Dataset items:

• • • • • • •

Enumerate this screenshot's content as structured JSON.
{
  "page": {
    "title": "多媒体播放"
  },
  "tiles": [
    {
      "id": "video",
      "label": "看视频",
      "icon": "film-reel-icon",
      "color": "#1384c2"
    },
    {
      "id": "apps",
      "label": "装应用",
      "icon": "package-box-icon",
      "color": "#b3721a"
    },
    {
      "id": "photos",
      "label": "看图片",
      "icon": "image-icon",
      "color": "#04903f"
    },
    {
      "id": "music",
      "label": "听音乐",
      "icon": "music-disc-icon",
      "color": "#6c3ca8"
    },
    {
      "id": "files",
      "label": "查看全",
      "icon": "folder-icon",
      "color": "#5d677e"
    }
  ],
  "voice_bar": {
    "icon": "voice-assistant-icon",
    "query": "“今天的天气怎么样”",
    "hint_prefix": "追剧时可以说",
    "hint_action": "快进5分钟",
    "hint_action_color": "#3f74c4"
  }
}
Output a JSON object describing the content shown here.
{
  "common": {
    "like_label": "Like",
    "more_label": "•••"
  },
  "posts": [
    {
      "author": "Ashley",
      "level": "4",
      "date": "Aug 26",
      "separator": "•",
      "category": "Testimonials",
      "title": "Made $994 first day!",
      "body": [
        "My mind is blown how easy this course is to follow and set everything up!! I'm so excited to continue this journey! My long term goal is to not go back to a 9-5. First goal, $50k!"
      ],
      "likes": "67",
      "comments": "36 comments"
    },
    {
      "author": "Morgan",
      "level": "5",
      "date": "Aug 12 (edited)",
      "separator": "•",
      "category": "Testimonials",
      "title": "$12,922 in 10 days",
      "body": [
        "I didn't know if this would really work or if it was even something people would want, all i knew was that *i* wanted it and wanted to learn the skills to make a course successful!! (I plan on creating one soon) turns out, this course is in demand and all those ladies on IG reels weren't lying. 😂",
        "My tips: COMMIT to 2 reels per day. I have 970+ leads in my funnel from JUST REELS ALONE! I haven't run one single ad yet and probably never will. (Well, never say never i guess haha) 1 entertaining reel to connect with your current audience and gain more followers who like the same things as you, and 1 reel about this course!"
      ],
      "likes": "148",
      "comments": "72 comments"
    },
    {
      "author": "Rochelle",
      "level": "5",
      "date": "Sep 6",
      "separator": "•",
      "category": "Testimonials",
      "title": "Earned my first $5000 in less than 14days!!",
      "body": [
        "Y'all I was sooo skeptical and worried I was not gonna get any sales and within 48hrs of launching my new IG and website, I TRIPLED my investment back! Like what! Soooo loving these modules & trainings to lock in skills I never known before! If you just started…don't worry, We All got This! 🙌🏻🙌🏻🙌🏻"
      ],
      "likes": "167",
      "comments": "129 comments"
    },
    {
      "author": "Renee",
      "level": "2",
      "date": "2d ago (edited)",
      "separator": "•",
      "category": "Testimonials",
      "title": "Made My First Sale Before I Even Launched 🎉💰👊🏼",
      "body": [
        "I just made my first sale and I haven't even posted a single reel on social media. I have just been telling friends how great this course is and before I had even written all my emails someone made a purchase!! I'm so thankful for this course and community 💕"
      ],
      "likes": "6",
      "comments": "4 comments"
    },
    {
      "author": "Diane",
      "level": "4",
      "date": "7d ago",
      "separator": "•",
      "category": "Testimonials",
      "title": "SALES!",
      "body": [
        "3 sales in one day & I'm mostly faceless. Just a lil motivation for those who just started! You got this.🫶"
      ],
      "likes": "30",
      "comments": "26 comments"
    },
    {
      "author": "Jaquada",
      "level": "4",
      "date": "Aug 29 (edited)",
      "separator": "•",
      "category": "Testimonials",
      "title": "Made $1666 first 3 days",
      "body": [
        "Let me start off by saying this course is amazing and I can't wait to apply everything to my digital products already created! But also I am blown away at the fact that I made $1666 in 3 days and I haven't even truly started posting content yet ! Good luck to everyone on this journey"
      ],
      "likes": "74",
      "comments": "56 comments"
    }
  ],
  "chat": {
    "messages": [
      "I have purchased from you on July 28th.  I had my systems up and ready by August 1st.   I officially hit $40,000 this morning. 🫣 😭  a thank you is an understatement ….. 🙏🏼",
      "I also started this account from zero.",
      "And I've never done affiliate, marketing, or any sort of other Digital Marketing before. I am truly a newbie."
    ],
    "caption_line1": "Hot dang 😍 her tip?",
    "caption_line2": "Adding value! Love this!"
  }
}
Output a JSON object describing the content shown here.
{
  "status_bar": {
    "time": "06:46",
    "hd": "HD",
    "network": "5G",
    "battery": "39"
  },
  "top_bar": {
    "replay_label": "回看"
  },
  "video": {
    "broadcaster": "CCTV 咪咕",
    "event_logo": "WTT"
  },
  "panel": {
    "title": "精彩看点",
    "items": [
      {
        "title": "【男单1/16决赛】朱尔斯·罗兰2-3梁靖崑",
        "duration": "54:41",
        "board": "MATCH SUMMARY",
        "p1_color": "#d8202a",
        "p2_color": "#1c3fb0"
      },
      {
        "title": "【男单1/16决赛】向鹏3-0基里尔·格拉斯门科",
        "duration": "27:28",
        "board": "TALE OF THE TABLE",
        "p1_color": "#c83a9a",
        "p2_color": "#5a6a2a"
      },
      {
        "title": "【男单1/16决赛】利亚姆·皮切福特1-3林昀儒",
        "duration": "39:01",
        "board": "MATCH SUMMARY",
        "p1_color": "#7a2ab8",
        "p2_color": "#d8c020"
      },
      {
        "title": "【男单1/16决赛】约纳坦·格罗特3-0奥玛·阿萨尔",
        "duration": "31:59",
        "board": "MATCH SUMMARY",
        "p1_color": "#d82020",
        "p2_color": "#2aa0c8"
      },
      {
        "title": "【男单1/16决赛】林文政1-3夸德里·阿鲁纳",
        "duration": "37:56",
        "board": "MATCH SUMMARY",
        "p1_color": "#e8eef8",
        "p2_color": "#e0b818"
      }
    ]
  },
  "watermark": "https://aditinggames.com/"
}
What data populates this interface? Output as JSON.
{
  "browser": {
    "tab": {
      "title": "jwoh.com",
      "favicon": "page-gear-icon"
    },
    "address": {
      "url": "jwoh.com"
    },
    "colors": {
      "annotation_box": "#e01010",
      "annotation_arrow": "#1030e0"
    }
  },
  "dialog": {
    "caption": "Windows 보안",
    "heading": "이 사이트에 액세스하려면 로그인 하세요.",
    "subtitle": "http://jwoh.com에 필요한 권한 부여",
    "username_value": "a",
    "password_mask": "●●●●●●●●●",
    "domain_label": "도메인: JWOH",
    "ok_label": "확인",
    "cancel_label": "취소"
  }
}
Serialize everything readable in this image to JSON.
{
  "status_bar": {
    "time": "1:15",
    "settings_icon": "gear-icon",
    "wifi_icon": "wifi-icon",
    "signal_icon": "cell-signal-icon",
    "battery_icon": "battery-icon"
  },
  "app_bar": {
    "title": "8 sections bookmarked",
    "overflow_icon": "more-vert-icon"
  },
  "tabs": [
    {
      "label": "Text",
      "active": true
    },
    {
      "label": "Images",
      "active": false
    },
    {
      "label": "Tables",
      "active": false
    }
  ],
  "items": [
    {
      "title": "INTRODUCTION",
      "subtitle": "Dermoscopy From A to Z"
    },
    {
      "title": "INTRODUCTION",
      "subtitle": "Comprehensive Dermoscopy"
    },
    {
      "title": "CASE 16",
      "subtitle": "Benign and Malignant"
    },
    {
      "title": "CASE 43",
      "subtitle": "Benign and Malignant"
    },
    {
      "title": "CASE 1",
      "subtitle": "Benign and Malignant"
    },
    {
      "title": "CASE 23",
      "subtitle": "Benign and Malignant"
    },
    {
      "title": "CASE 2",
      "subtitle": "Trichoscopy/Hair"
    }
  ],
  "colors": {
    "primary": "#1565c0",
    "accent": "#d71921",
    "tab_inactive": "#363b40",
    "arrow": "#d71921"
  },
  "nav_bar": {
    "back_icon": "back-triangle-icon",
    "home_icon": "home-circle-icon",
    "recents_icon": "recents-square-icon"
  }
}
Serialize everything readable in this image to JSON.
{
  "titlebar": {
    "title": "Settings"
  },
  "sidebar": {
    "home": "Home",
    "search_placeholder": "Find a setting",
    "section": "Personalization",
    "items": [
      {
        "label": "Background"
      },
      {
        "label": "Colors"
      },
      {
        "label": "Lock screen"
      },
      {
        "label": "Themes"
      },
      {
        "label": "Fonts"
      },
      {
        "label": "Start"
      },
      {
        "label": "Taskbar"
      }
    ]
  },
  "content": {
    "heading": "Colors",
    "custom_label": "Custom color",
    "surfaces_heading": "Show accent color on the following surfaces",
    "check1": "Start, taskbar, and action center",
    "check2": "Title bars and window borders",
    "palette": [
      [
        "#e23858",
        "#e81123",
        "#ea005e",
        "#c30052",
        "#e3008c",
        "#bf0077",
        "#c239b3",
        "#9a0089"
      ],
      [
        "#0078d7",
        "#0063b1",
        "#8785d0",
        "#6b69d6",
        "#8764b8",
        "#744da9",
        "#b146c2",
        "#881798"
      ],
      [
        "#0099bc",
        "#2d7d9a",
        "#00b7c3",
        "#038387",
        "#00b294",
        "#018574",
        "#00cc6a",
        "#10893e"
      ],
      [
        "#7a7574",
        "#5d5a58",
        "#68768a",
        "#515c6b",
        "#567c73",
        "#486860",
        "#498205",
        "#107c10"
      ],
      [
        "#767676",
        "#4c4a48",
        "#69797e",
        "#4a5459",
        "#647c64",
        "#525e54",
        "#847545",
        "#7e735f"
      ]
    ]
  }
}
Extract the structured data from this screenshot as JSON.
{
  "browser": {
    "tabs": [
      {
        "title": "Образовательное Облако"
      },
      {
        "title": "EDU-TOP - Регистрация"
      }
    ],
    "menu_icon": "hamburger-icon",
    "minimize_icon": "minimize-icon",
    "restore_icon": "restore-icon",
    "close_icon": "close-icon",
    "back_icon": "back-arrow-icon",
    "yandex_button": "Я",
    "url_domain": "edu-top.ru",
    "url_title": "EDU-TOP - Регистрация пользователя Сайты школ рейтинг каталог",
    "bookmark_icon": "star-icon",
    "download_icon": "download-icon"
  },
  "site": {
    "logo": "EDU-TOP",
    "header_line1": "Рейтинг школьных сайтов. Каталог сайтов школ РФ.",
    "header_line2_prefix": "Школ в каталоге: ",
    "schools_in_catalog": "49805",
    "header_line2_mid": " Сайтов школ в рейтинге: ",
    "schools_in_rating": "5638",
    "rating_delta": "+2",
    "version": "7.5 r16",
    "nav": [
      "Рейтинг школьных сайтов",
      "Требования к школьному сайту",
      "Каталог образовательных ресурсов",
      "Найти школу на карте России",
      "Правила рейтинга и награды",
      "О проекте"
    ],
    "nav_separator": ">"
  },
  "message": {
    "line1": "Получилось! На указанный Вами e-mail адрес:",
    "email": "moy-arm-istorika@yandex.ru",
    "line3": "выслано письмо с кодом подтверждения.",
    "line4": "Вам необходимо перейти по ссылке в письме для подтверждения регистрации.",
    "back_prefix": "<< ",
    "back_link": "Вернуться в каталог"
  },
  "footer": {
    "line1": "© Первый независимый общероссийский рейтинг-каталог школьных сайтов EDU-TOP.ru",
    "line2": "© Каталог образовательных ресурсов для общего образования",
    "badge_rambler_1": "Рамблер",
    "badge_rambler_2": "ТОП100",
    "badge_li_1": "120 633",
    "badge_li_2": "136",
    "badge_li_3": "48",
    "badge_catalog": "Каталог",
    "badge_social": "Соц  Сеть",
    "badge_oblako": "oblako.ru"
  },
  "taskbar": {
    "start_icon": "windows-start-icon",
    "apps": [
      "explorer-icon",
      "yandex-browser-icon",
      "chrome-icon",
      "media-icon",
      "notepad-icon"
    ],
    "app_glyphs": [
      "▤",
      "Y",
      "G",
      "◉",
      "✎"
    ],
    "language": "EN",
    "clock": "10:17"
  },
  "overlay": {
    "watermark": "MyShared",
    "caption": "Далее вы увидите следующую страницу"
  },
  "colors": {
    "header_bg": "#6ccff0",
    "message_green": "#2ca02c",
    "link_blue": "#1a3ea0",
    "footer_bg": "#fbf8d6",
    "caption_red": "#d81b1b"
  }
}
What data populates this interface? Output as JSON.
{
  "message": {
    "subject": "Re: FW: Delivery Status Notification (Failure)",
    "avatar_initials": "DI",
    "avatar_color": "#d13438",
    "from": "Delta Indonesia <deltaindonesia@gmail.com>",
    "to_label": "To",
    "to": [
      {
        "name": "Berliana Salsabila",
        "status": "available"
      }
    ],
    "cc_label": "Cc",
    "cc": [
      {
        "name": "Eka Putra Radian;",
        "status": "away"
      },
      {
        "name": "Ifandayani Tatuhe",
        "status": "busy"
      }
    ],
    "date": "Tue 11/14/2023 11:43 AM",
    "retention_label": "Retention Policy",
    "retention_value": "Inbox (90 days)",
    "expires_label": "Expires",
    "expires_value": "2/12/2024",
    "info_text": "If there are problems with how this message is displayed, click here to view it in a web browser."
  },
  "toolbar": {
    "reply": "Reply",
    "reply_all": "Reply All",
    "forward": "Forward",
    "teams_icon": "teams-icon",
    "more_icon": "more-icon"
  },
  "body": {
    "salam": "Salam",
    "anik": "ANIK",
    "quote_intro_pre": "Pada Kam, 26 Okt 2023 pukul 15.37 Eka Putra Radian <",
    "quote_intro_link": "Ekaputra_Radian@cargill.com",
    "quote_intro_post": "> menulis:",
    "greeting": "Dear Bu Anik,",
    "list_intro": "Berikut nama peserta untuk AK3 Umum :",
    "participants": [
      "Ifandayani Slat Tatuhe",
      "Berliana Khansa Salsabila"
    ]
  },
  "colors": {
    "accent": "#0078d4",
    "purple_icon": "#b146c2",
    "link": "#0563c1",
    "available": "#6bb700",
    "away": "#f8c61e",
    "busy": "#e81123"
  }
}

• • • • • • •

__Exercise requirements__. Using the listing above, show every line that includes the string "home".

__Finished task__.
    "home_icon": "home-circle-icon",
    "home": "Home",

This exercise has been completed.